_PROBLEM_: Repeat everything in the material exactly.

(Records from a data source)
******************************
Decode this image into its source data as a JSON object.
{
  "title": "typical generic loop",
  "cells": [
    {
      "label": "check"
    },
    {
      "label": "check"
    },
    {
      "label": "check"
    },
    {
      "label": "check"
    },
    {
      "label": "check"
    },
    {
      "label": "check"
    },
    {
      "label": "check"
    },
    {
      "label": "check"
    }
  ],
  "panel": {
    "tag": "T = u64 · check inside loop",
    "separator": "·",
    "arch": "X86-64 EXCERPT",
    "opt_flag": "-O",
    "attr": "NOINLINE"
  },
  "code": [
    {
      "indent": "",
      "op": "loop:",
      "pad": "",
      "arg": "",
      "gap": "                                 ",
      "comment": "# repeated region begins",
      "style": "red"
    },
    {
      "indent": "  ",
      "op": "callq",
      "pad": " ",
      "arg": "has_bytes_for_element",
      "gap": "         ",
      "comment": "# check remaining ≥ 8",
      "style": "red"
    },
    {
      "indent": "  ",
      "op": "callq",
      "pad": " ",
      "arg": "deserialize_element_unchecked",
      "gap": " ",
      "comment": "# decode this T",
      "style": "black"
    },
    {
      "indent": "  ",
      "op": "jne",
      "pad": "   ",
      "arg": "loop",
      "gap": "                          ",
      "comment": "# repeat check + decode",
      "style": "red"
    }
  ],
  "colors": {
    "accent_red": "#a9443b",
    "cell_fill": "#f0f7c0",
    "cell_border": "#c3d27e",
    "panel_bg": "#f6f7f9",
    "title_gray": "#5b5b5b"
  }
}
******************************
_RESULT OF THE EXERCISE_:
Decode this image into its source data as a JSON object.
{
  "title": "typical generic loop",
  "cells": [
    {
      "label": "check"
    },
    {
      "label": "check"
    },
    {
      "label": "check"
    },
    {
      "label": "check"
    },
    {
      "label": "check"
    },
    {
      "label": "check"
    },
    {
      "label": "check"
    },
    {
      "label": "check"
    }
  ],
  "panel": {
    "tag": "T = u64 · check inside loop",
    "separator": "·",
    "arch": "X86-64 EXCERPT",
    "opt_flag": "-O",
    "attr": "NOINLINE"
  },
  "code": [
    {
      "indent": "",
      "op": "loop:",
      "pad": "",
      "arg": "",
      "gap": "                                 ",
      "comment": "# repeated region begins",
      "style": "red"
    },
    {
      "indent": "  ",
      "op": "callq",
      "pad": " ",
      "arg": "has_bytes_for_element",
      "gap": "         ",
      "comment": "# check remaining ≥ 8",
      "style": "red"
    },
    {
      "indent": "  ",
      "op": "callq",
      "pad": " ",
      "arg": "deserialize_element_unchecked",
      "gap": " ",
      "comment": "# decode this T",
      "style": "black"
    },
    {
      "indent": "  ",
      "op": "jne",
      "pad": "   ",
      "arg": "loop",
      "gap": "                          ",
      "comment": "# repeat check + decode",
      "style": "red"
    }
  ],
  "colors": {
    "accent_red": "#a9443b",
    "cell_fill": "#f0f7c0",
    "cell_border": "#c3d27e",
    "panel_bg": "#f6f7f9",
    "title_gray": "#5b5b5b"
  }
}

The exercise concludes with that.